> [What is required] Pick out all lines of the entries that include the word "plain" and copy them.
══════════════════════════════
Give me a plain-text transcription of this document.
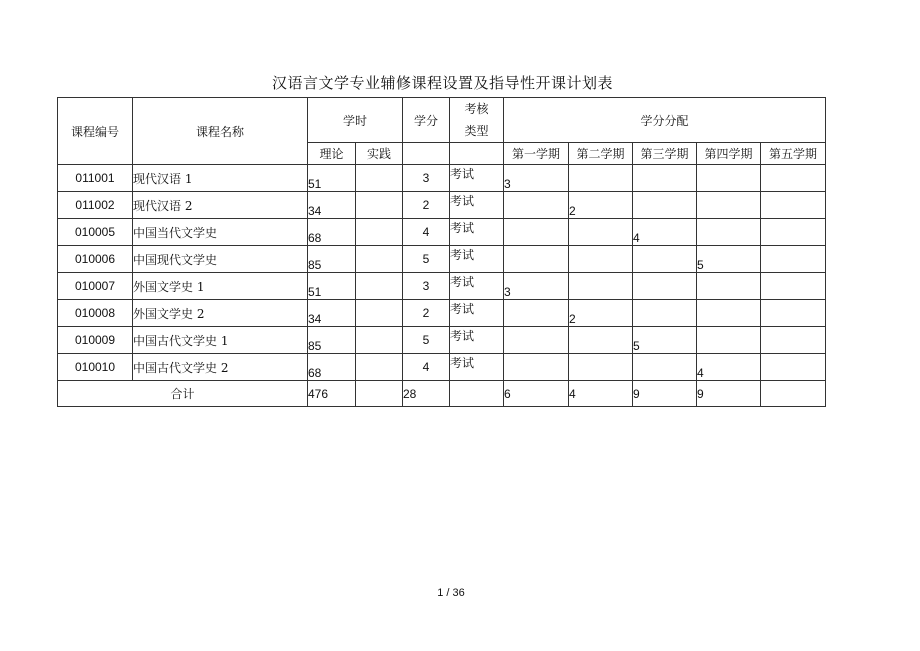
汉语言文学专业辅修课程设置及指导性开课计划表
课程编号	课程名称	学时		学分	考核
类型	学分分配				
		理论	实践			第一学期	第二学期	第三学期	第四学期	第五学期
011001	现代汉语 1	51		3	考试	3				
011002	现代汉语 2	34		2	考试		2			
010005	中国当代文学史	68		4	考试			4		
010006	中国现代文学史	85		5	考试				5	
010007	外国文学史 1	51		3	考试	3				
010008	外国文学史 2	34		2	考试		2			
010009	中国古代文学史 1	85		5	考试			5		
010010	中国古代文学史 2	68		4	考试				4	
合计		476		28		6	4	9	9	
1 / 36
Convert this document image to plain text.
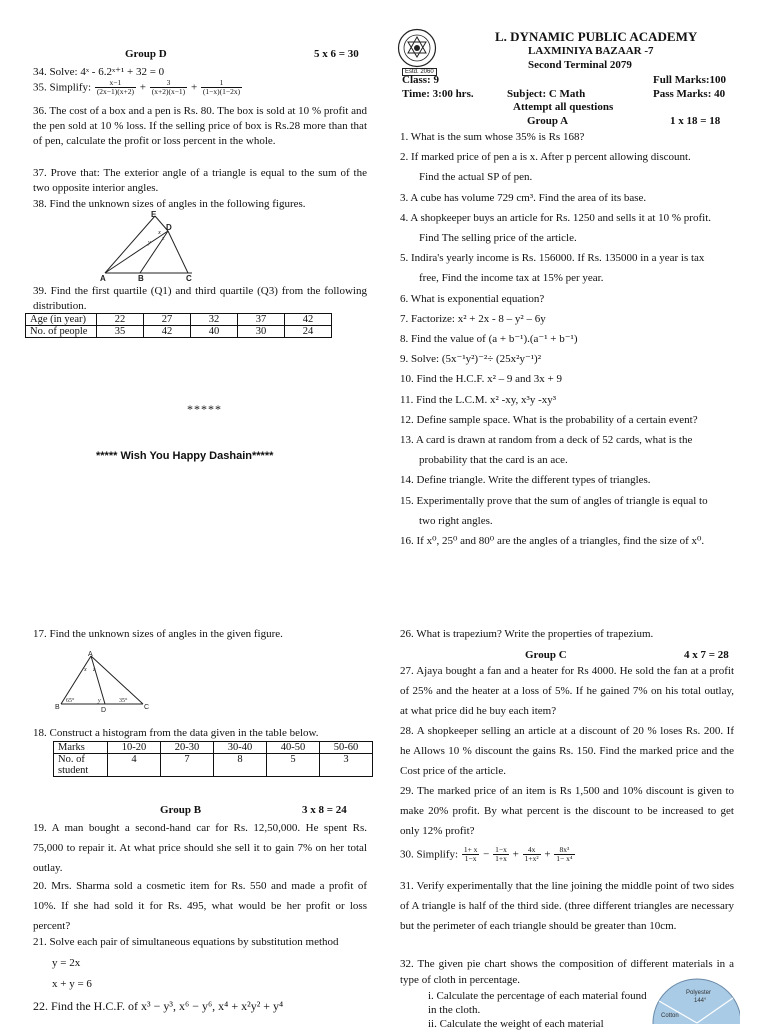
Estd. 2060
L. DYNAMIC PUBLIC ACADEMY
LAXMINIYA BAZAAR -7
Second Terminal 2079
Class: 9	Full Marks:100
Time: 3:00 hrs.	Subject: C Math	Pass Marks: 40
Attempt all questions
Group A	1 x 18 = 18
1. What is the sum whose 35% is Rs 168?
2. If marked price of pen a is x. After p percent allowing discount.
Find the actual SP of pen.
3. A cube has volume 729 cm³. Find the area of its base.
4. A shopkeeper buys an article for Rs. 1250 and sells it at 10 % profit.
Find The selling price of the article.
5. Indira's yearly income is Rs. 156000. If Rs. 135000 in a year is tax
free, Find the income tax at 15% per year.
6. What is exponential equation?
7. Factorize: x² + 2x - 8 – y² – 6y
8. Find the value of (a + b⁻¹).(a⁻¹ + b⁻¹)
9. Solve: (5x⁻¹y²)⁻²÷ (25x²y⁻¹)²
10. Find the H.C.F. x² – 9 and 3x + 9
11. Find the L.C.M. x² -xy, x³y -xy³
12. Define sample space. What is the probability of a certain event?
13. A card is drawn at random from a deck of 52 cards, what is the
probability that the card is an ace.
14. Define triangle. Write the different types of triangles.
15. Experimentally prove that the sum of angles of triangle is equal to
two right angles.
16. If x⁰, 25⁰ and 80⁰ are the angles of a triangles, find the size of x⁰.
Group D	5 x 6 = 30
34. Solve: 4ˣ - 6.2ˣ⁺¹ + 32 = 0
35. Simplify: $\frac{x-1}{(2x-1)(x+2)} + \frac{3}{(x+2)(x-1)} + \frac{1}{(1-x)(1-2x)}$
36. The cost of a box and a pen is Rs. 80. The box is sold at 10 % profit and the pen sold at 10 % loss. If the selling price of box is Rs.28 more than that of pen, calculate the profit or loss percent in the whole.
37. Prove that: The exterior angle of a triangle is equal to the sum of the two opposite interior angles.
38. Find the unknown sizes of angles in the following figures.
E
D
A	B	C
x
y
z
39. Find the first quartile (Q1) and third quartile (Q3) from the following distribution.
Age (in year)	22	27	32	37	42
No. of people	35	42	40	30	24
*****
***** Wish You Happy Dashain*****
17. Find the unknown sizes of angles in the given figure.
A
B	D	C
x z
65°	y	35°
18. Construct a histogram from the data given in the table below.
Marks	10-20	20-30	30-40	40-50	50-60
No. of student	4	7	8	5	3
Group B	3 x 8 = 24
19. A man bought a second-hand car for Rs. 12,50,000. He spent Rs. 75,000 to repair it. At what price should she sell it to gain 7% on her total outlay.
20. Mrs. Sharma sold a cosmetic item for Rs. 550 and made a profit of 10%. If she had sold it for Rs. 495, what would be her profit or loss percent?
21. Solve each pair of simultaneous equations by substitution method
y = 2x
x + y = 6
22. Find the H.C.F. of x³ − y³, x⁶ − y⁶, x⁴ + x²y² + y⁴
26. What is trapezium? Write the properties of trapezium.
Group C	4 x 7 = 28
27. Ajaya bought a fan and a heater for Rs 4000. He sold the fan at a profit of 25% and the heater at a loss of 5%. If he gained 7% on his total outlay, at what price did he buy each item?
28. A shopkeeper selling an article at a discount of 20 % loses Rs. 200. If he Allows 10 % discount the gains Rs. 150. Find the marked price and the Cost price of the article.
29. The marked price of an item is Rs 1,500 and 10% discount is given to make 20% profit. By what percent is the discount to be increased to get only 12% profit?
30. Simplify: $\frac{1+ x}{1-x} - \frac{1-x}{1+x} + \frac{4x}{\text{1+x²}} + \frac{\text{8x³}}{\text{1− x⁴}}$
31. Verify experimentally that the line joining the middle point of two sides of A triangle is half of the third side. (three different triangles are necessary but the perimeter of each triangle should be greater than 10cm.
32. The given pie chart shows the composition of different materials in a type of cloth in percentage.
i. Calculate the percentage of each material found in the cloth.
ii. Calculate the weight of each material
Polyester
144°
Cotton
══════════════════════════════
> [Written solution]
Give me a plain-text transcription of this document.
Convert this document image to plain text.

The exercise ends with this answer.